-- START OF Dataset excerpts --
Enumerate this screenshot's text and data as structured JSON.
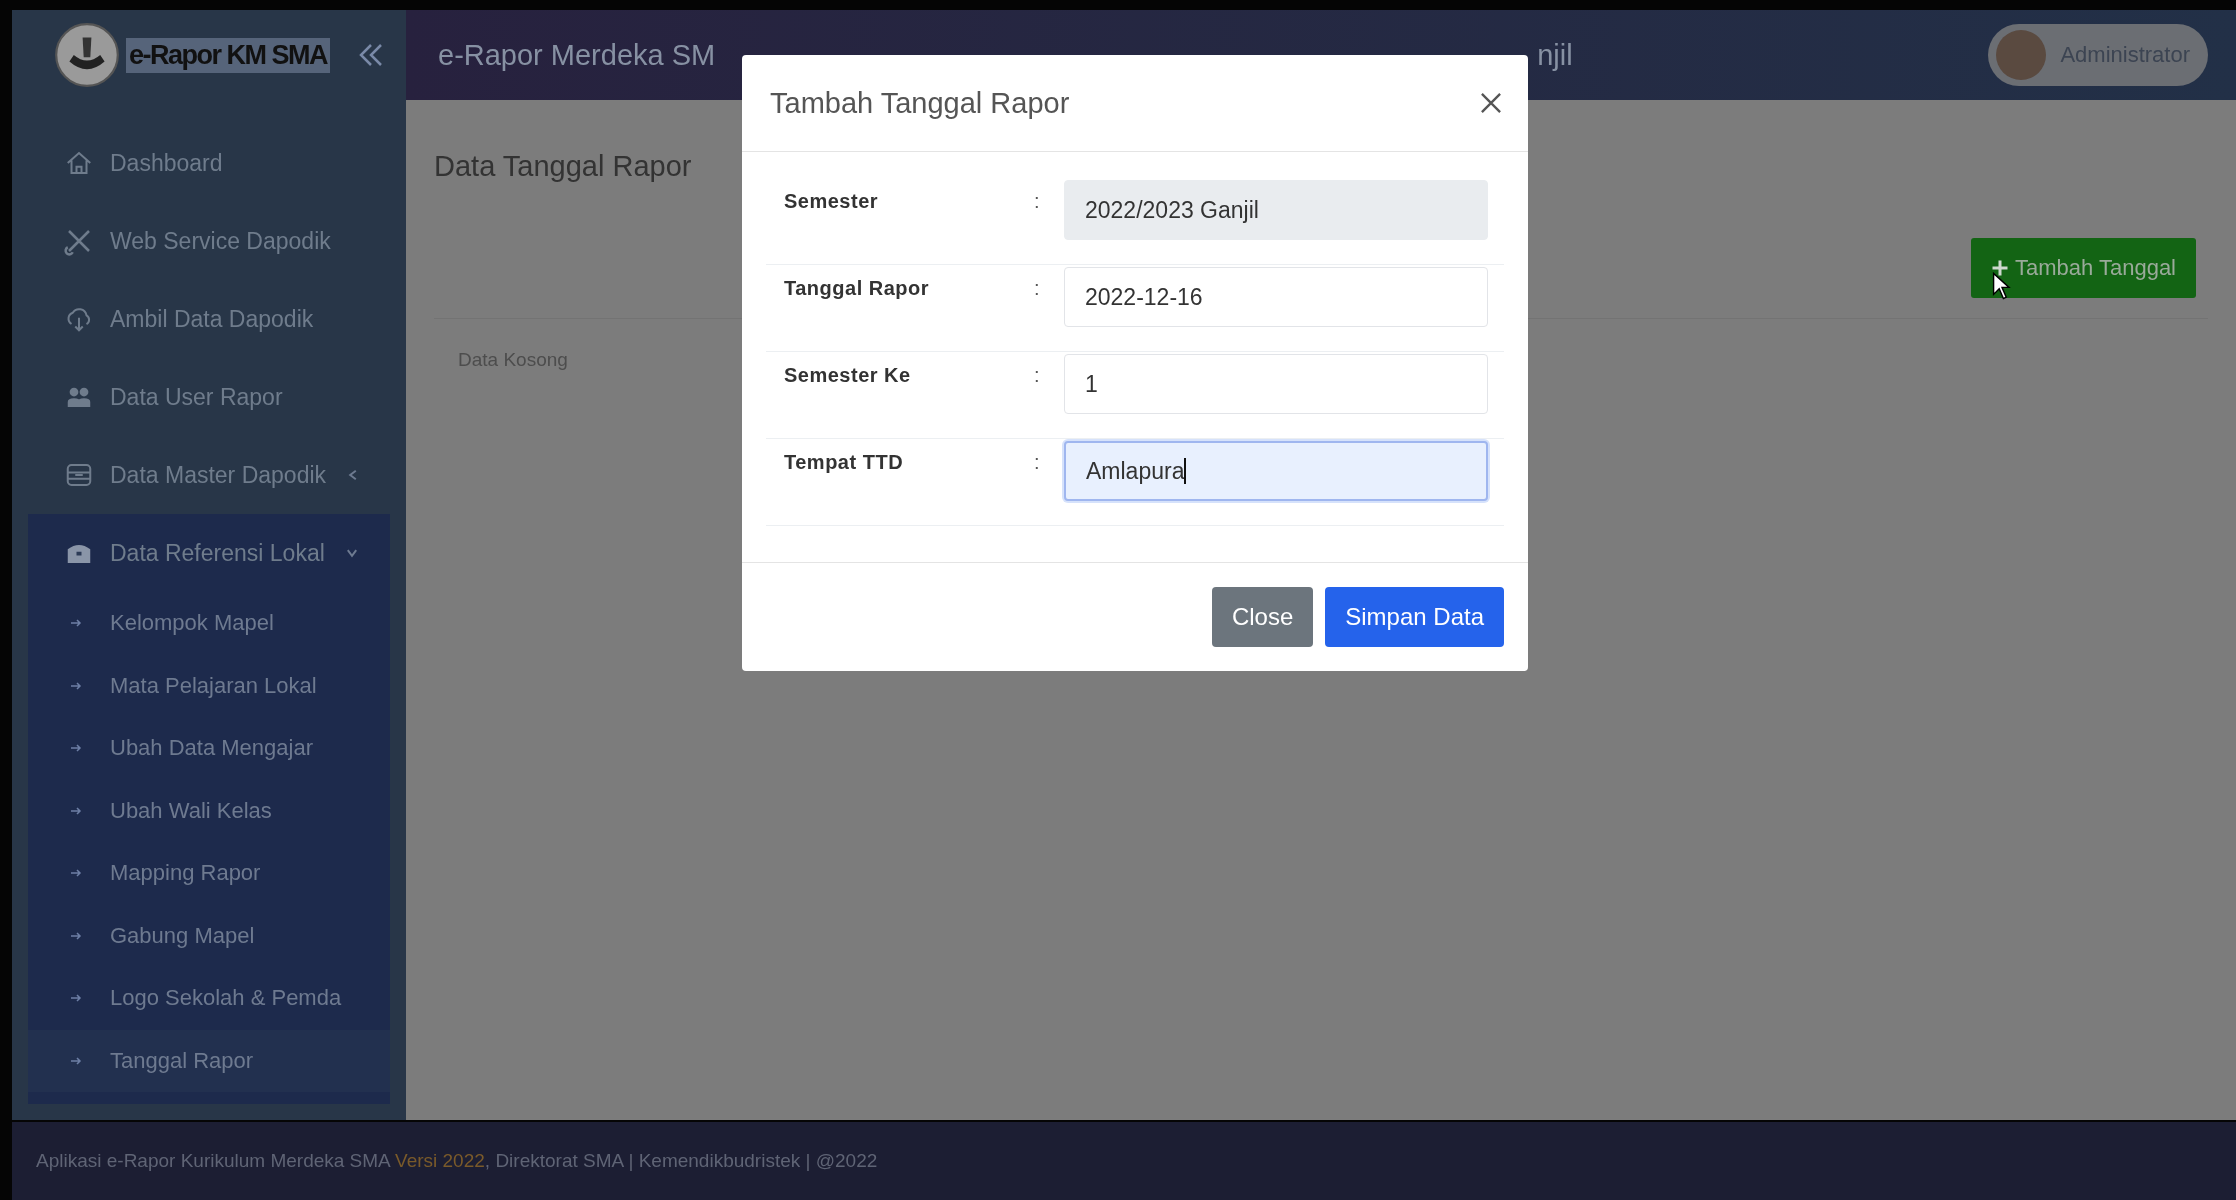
{
  "header": {
    "app_name": "e-Rapor KM SMA",
    "title_start": "e-Rapor Merdeka SM",
    "title_end": "njil",
    "user": "Administrator"
  },
  "sidebar": {
    "items": [
      {
        "label": "Dashboard"
      },
      {
        "label": "Web Service Dapodik"
      },
      {
        "label": "Ambil Data Dapodik"
      },
      {
        "label": "Data User Rapor"
      },
      {
        "label": "Data Master Dapodik",
        "expanded": false
      },
      {
        "label": "Data Referensi Lokal",
        "expanded": true,
        "children": [
          {
            "label": "Kelompok Mapel",
            "selected": false
          },
          {
            "label": "Mata Pelajaran Lokal",
            "selected": false
          },
          {
            "label": "Ubah Data Mengajar",
            "selected": false
          },
          {
            "label": "Ubah Wali Kelas",
            "selected": false
          },
          {
            "label": "Mapping Rapor",
            "selected": false
          },
          {
            "label": "Gabung Mapel",
            "selected": false
          },
          {
            "label": "Logo Sekolah & Pemda",
            "selected": false
          },
          {
            "label": "Tanggal Rapor",
            "selected": true
          }
        ]
      }
    ]
  },
  "page": {
    "title": "Data Tanggal Rapor",
    "add_button": "Tambah Tanggal",
    "empty_text": "Data Kosong"
  },
  "modal": {
    "title": "Tambah Tanggal Rapor",
    "fields": [
      {
        "label": "Semester",
        "separator": ":",
        "value": "2022/2023 Ganjil",
        "disabled": true,
        "focused": false
      },
      {
        "label": "Tanggal Rapor",
        "separator": ":",
        "value": "2022-12-16",
        "disabled": false,
        "focused": false
      },
      {
        "label": "Semester Ke",
        "separator": ":",
        "value": "1",
        "disabled": false,
        "focused": false
      },
      {
        "label": "Tempat TTD",
        "separator": ":",
        "value": "Amlapura",
        "disabled": false,
        "focused": true
      }
    ],
    "buttons": [
      {
        "label": "Close",
        "kind": "secondary"
      },
      {
        "label": "Simpan Data",
        "kind": "primary"
      }
    ]
  },
  "footer": {
    "parts": [
      {
        "text": "Aplikasi e-Rapor Kurikulum Merdeka SMA ",
        "highlight": false
      },
      {
        "text": "Versi 2022",
        "highlight": true
      },
      {
        "text": ", Direktorat SMA | Kemendikbudristek | @2022",
        "highlight": false
      }
    ]
  }
}
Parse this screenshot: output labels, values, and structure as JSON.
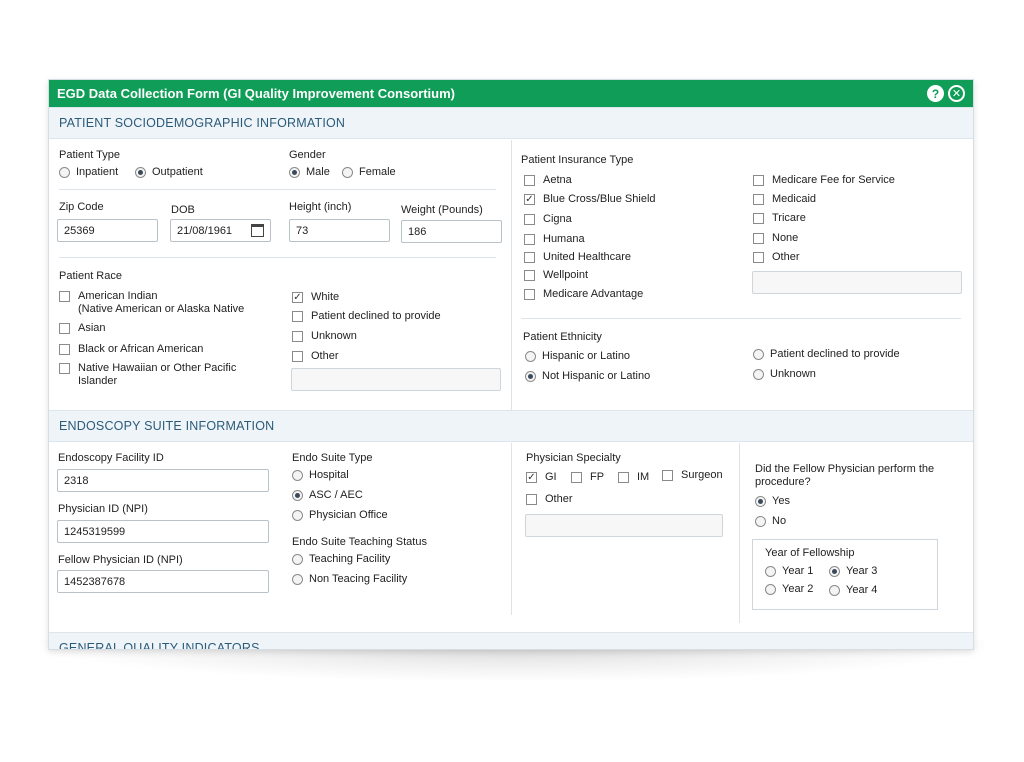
{
  "window": {
    "title": "EGD Data Collection Form (GI Quality Improvement Consortium)",
    "help_glyph": "?",
    "close_glyph": "✕"
  },
  "sections": {
    "patient": "PATIENT SOCIODEMOGRAPHIC INFORMATION",
    "endoscopy": "ENDOSCOPY SUITE INFORMATION",
    "quality": "GENERAL QUALITY INDICATORS"
  },
  "patient_type": {
    "label": "Patient Type",
    "options": [
      "Inpatient",
      "Outpatient"
    ],
    "selected": "Outpatient"
  },
  "gender": {
    "label": "Gender",
    "options": [
      "Male",
      "Female"
    ],
    "selected": "Male"
  },
  "zip": {
    "label": "Zip Code",
    "value": "25369"
  },
  "dob": {
    "label": "DOB",
    "value": "21/08/1961"
  },
  "height": {
    "label": "Height (inch)",
    "value": "73"
  },
  "weight": {
    "label": "Weight (Pounds)",
    "value": "186"
  },
  "race": {
    "label": "Patient Race",
    "american_indian": "American Indian",
    "american_indian_sub": "(Native American or Alaska Native",
    "asian": "Asian",
    "black": "Black or African American",
    "hawaiian_1": "Native Hawaiian or Other Pacific",
    "hawaiian_2": "Islander",
    "white": "White",
    "declined": "Patient declined to provide",
    "unknown": "Unknown",
    "other": "Other",
    "checked": [
      "White"
    ]
  },
  "insurance": {
    "label": "Patient Insurance Type",
    "col1": [
      "Aetna",
      "Blue Cross/Blue Shield",
      "Cigna",
      "Humana",
      "United Healthcare",
      "Wellpoint",
      "Medicare Advantage"
    ],
    "col2": [
      "Medicare Fee for Service",
      "Medicaid",
      "Tricare",
      "None",
      "Other"
    ],
    "checked": [
      "Blue Cross/Blue Shield"
    ]
  },
  "ethnicity": {
    "label": "Patient Ethnicity",
    "hispanic": "Hispanic or Latino",
    "not_hispanic": "Not Hispanic or Latino",
    "declined": "Patient declined to provide",
    "unknown": "Unknown",
    "selected": "Not Hispanic or Latino"
  },
  "facility_id": {
    "label": "Endoscopy Facility ID",
    "value": "2318"
  },
  "physician_id": {
    "label": "Physician ID (NPI)",
    "value": "1245319599"
  },
  "fellow_id": {
    "label": "Fellow Physician ID (NPI)",
    "value": "1452387678"
  },
  "suite_type": {
    "label": "Endo Suite Type",
    "options": [
      "Hospital",
      "ASC / AEC",
      "Physician Office"
    ],
    "selected": "ASC / AEC"
  },
  "teaching": {
    "label": "Endo Suite Teaching Status",
    "options": [
      "Teaching Facility",
      "Non Teacing Facility"
    ]
  },
  "specialty": {
    "label": "Physician Specialty",
    "gi": "GI",
    "fp": "FP",
    "im": "IM",
    "surgeon": "Surgeon",
    "other": "Other",
    "checked": [
      "GI"
    ]
  },
  "fellow_q": {
    "line1": "Did the Fellow Physician perform the",
    "line2": "procedure?",
    "yes": "Yes",
    "no": "No",
    "selected": "Yes"
  },
  "fellowship": {
    "label": "Year of Fellowship",
    "y1": "Year 1",
    "y2": "Year 2",
    "y3": "Year 3",
    "y4": "Year 4",
    "selected": "Year 3"
  }
}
-- END OF Dataset excerpts --
*Instructions for the task*
Transcribe each entry above exactly, apart from the pictures.

*Solution to the exercise*
Enumerate this screenshot's text and data as structured JSON.
{
  "header": {
    "app_name": "e-Rapor KM SMA",
    "title_start": "e-Rapor Merdeka SM",
    "title_end": "njil",
    "user": "Administrator"
  },
  "sidebar": {
    "items": [
      {
        "label": "Dashboard"
      },
      {
        "label": "Web Service Dapodik"
      },
      {
        "label": "Ambil Data Dapodik"
      },
      {
        "label": "Data User Rapor"
      },
      {
        "label": "Data Master Dapodik",
        "expanded": false
      },
      {
        "label": "Data Referensi Lokal",
        "expanded": true,
        "children": [
          {
            "label": "Kelompok Mapel",
            "selected": false
          },
          {
            "label": "Mata Pelajaran Lokal",
            "selected": false
          },
          {
            "label": "Ubah Data Mengajar",
            "selected": false
          },
          {
            "label": "Ubah Wali Kelas",
            "selected": false
          },
          {
            "label": "Mapping Rapor",
            "selected": false
          },
          {
            "label": "Gabung Mapel",
            "selected": false
          },
          {
            "label": "Logo Sekolah & Pemda",
            "selected": false
          },
          {
            "label": "Tanggal Rapor",
            "selected": true
          }
        ]
      }
    ]
  },
  "page": {
    "title": "Data Tanggal Rapor",
    "add_button": "Tambah Tanggal",
    "empty_text": "Data Kosong"
  },
  "modal": {
    "title": "Tambah Tanggal Rapor",
    "fields": [
      {
        "label": "Semester",
        "separator": ":",
        "value": "2022/2023 Ganjil",
        "disabled": true,
        "focused": false
      },
      {
        "label": "Tanggal Rapor",
        "separator": ":",
        "value": "2022-12-16",
        "disabled": false,
        "focused": false
      },
      {
        "label": "Semester Ke",
        "separator": ":",
        "value": "1",
        "disabled": false,
        "focused": false
      },
      {
        "label": "Tempat TTD",
        "separator": ":",
        "value": "Amlapura",
        "disabled": false,
        "focused": true
      }
    ],
    "buttons": [
      {
        "label": "Close",
        "kind": "secondary"
      },
      {
        "label": "Simpan Data",
        "kind": "primary"
      }
    ]
  },
  "footer": {
    "parts": [
      {
        "text": "Aplikasi e-Rapor Kurikulum Merdeka SMA ",
        "highlight": false
      },
      {
        "text": "Versi 2022",
        "highlight": true
      },
      {
        "text": ", Direktorat SMA | Kemendikbudristek | @2022",
        "highlight": false
      }
    ]
  }
}
Parse this screenshot: output labels, values, and structure as JSON.
{
  "window": {
    "title": "EGD Data Collection Form (GI Quality Improvement Consortium)",
    "help_glyph": "?",
    "close_glyph": "✕"
  },
  "sections": {
    "patient": "PATIENT SOCIODEMOGRAPHIC INFORMATION",
    "endoscopy": "ENDOSCOPY SUITE INFORMATION",
    "quality": "GENERAL QUALITY INDICATORS"
  },
  "patient_type": {
    "label": "Patient Type",
    "options": [
      "Inpatient",
      "Outpatient"
    ],
    "selected": "Outpatient"
  },
  "gender": {
    "label": "Gender",
    "options": [
      "Male",
      "Female"
    ],
    "selected": "Male"
  },
  "zip": {
    "label": "Zip Code",
    "value": "25369"
  },
  "dob": {
    "label": "DOB",
    "value": "21/08/1961"
  },
  "height": {
    "label": "Height (inch)",
    "value": "73"
  },
  "weight": {
    "label": "Weight (Pounds)",
    "value": "186"
  },
  "race": {
    "label": "Patient Race",
    "american_indian": "American Indian",
    "american_indian_sub": "(Native American or Alaska Native",
    "asian": "Asian",
    "black": "Black or African American",
    "hawaiian_1": "Native Hawaiian or Other Pacific",
    "hawaiian_2": "Islander",
    "white": "White",
    "declined": "Patient declined to provide",
    "unknown": "Unknown",
    "other": "Other",
    "checked": [
      "White"
    ]
  },
  "insurance": {
    "label": "Patient Insurance Type",
    "col1": [
      "Aetna",
      "Blue Cross/Blue Shield",
      "Cigna",
      "Humana",
      "United Healthcare",
      "Wellpoint",
      "Medicare Advantage"
    ],
    "col2": [
      "Medicare Fee for Service",
      "Medicaid",
      "Tricare",
      "None",
      "Other"
    ],
    "checked": [
      "Blue Cross/Blue Shield"
    ]
  },
  "ethnicity": {
    "label": "Patient Ethnicity",
    "hispanic": "Hispanic or Latino",
    "not_hispanic": "Not Hispanic or Latino",
    "declined": "Patient declined to provide",
    "unknown": "Unknown",
    "selected": "Not Hispanic or Latino"
  },
  "facility_id": {
    "label": "Endoscopy Facility ID",
    "value": "2318"
  },
  "physician_id": {
    "label": "Physician ID (NPI)",
    "value": "1245319599"
  },
  "fellow_id": {
    "label": "Fellow Physician ID (NPI)",
    "value": "1452387678"
  },
  "suite_type": {
    "label": "Endo Suite Type",
    "options": [
      "Hospital",
      "ASC / AEC",
      "Physician Office"
    ],
    "selected": "ASC / AEC"
  },
  "teaching": {
    "label": "Endo Suite Teaching Status",
    "options": [
      "Teaching Facility",
      "Non Teacing Facility"
    ]
  },
  "specialty": {
    "label": "Physician Specialty",
    "gi": "GI",
    "fp": "FP",
    "im": "IM",
    "surgeon": "Surgeon",
    "other": "Other",
    "checked": [
      "GI"
    ]
  },
  "fellow_q": {
    "line1": "Did the Fellow Physician perform the",
    "line2": "procedure?",
    "yes": "Yes",
    "no": "No",
    "selected": "Yes"
  },
  "fellowship": {
    "label": "Year of Fellowship",
    "y1": "Year 1",
    "y2": "Year 2",
    "y3": "Year 3",
    "y4": "Year 4",
    "selected": "Year 3"
  }
}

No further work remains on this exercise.